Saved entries
§ §
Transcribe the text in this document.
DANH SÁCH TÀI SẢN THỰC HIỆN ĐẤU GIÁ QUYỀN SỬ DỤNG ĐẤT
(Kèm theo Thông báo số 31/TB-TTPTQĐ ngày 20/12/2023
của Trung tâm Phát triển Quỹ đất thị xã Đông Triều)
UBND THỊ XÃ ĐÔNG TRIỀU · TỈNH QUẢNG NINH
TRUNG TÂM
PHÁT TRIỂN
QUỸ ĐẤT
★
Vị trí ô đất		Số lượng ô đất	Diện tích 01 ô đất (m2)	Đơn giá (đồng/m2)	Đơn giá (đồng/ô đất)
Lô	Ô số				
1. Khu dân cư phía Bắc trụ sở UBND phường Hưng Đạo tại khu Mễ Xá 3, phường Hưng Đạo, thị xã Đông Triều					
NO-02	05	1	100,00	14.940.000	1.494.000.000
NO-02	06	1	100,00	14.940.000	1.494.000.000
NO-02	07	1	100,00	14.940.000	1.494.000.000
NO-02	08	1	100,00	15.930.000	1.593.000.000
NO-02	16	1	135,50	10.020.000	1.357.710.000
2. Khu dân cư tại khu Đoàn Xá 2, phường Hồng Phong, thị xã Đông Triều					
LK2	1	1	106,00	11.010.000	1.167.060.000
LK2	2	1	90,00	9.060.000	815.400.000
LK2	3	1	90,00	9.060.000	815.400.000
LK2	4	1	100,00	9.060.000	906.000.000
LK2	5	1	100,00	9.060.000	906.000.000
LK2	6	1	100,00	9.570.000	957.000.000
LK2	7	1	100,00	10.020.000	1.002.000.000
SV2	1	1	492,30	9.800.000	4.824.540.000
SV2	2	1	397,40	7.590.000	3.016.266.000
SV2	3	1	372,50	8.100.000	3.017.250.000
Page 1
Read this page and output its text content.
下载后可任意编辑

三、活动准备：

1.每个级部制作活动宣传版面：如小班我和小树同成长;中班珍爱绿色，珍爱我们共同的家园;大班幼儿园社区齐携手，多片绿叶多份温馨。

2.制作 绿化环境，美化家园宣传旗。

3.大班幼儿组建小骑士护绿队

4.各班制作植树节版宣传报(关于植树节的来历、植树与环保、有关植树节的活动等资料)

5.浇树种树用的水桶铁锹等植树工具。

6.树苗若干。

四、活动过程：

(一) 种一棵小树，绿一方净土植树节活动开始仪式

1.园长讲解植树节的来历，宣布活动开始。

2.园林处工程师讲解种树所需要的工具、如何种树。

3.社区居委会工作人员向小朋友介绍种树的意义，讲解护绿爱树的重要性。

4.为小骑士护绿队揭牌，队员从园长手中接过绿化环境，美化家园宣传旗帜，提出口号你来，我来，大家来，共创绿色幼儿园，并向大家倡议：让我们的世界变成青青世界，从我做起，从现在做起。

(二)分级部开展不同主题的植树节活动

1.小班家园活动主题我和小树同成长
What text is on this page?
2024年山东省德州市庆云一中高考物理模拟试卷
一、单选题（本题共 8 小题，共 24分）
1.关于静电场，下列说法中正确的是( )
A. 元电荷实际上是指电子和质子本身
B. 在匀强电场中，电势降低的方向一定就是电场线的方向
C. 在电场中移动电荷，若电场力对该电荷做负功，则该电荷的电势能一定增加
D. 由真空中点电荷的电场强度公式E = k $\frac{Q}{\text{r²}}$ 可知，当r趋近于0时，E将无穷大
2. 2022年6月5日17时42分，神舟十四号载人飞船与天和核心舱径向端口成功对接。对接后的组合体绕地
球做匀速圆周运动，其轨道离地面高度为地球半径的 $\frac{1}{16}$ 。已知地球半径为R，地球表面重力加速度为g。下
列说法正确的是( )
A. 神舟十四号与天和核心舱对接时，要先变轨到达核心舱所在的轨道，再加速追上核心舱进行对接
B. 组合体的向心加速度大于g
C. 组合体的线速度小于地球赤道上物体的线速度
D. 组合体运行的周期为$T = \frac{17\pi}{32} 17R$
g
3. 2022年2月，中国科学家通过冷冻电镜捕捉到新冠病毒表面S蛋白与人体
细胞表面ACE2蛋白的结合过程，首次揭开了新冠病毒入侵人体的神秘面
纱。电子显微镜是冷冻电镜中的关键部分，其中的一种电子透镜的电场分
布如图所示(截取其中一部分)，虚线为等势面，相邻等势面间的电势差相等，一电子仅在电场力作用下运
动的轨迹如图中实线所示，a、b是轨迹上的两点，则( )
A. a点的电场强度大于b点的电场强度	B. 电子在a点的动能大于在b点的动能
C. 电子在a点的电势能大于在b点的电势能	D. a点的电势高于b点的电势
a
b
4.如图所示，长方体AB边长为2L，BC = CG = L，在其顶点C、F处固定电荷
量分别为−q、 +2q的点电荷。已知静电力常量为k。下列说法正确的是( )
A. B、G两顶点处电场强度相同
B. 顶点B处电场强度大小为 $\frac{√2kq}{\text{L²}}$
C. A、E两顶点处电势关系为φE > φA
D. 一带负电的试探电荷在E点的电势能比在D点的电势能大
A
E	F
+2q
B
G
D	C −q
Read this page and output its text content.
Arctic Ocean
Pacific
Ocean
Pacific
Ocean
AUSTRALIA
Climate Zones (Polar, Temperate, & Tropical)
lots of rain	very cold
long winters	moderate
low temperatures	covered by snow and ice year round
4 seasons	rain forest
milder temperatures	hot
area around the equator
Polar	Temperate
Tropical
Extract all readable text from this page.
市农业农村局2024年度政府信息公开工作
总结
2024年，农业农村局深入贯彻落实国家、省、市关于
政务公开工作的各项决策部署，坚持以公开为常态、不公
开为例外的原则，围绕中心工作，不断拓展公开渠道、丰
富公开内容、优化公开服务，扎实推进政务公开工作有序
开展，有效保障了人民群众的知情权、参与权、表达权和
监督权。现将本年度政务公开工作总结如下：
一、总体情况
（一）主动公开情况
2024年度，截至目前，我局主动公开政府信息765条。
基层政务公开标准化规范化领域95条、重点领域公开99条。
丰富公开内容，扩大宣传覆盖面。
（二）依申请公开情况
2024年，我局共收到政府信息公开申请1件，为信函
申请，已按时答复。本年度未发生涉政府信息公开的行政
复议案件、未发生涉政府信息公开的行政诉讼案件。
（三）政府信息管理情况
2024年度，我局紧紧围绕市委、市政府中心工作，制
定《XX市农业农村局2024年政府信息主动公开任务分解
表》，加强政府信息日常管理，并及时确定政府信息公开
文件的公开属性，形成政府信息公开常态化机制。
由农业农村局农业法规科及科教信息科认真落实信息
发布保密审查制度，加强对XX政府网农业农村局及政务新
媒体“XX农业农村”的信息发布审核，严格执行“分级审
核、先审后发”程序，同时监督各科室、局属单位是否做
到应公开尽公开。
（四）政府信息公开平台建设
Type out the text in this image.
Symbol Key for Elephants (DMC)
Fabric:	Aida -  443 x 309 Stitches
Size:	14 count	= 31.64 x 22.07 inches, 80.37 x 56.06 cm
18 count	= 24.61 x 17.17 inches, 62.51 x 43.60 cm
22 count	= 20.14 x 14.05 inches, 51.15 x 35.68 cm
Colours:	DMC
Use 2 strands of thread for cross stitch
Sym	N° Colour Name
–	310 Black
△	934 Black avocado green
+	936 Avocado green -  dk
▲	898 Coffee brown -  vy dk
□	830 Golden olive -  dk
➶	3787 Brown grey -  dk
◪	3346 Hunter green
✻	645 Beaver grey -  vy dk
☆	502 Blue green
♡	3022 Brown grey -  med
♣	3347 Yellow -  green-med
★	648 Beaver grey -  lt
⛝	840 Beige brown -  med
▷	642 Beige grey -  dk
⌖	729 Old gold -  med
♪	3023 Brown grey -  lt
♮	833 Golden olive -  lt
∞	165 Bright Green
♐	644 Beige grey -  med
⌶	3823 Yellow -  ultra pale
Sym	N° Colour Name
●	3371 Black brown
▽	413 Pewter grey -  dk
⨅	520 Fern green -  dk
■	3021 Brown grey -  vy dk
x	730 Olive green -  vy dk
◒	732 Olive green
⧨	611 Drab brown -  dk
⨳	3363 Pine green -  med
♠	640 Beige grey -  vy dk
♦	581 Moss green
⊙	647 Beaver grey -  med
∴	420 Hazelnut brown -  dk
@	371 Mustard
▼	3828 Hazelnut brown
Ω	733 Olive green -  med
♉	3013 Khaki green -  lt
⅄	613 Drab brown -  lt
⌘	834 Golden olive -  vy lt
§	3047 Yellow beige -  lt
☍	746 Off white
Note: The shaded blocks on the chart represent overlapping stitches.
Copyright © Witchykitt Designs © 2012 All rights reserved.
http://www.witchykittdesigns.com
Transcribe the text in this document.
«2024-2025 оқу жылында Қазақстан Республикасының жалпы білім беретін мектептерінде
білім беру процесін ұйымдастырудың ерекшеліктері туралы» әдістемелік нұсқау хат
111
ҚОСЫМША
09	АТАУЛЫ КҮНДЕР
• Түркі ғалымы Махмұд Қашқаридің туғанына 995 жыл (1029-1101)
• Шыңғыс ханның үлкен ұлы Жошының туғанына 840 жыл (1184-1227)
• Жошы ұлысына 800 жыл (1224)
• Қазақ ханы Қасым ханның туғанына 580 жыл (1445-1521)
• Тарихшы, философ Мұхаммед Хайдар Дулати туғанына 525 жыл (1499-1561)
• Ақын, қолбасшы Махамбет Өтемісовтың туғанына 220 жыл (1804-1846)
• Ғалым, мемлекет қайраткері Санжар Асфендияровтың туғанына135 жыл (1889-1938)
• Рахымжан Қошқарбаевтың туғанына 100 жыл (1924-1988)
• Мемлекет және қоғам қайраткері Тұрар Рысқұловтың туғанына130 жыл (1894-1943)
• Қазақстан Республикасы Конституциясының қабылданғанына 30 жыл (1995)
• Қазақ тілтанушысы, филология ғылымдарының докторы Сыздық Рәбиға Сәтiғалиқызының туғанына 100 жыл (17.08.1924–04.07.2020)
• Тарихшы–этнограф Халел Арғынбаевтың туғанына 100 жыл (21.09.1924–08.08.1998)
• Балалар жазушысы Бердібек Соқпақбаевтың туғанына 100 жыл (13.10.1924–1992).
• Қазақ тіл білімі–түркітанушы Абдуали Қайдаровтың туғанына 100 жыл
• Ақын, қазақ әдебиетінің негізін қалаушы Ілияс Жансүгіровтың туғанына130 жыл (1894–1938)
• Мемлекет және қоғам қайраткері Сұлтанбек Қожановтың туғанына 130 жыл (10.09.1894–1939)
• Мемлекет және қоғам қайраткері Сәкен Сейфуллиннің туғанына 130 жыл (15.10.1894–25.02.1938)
§ §
Extract every line containing the string "text" from the material.

Transcribe the text in this document.
Read this page and output its text content.
What text is on this page?
D. 由真空中点电荷的电场强度公式E = k $\frac{Q}{\text{r²}}$ 可知，当r趋近于0时，E将无穷大
B. 顶点B处电场强度大小为 $\frac{√2kq}{\text{L²}}$
Read this page and output its text content.
Extract all readable text from this page.
Type out the text in this image.
Transcribe the text in this document.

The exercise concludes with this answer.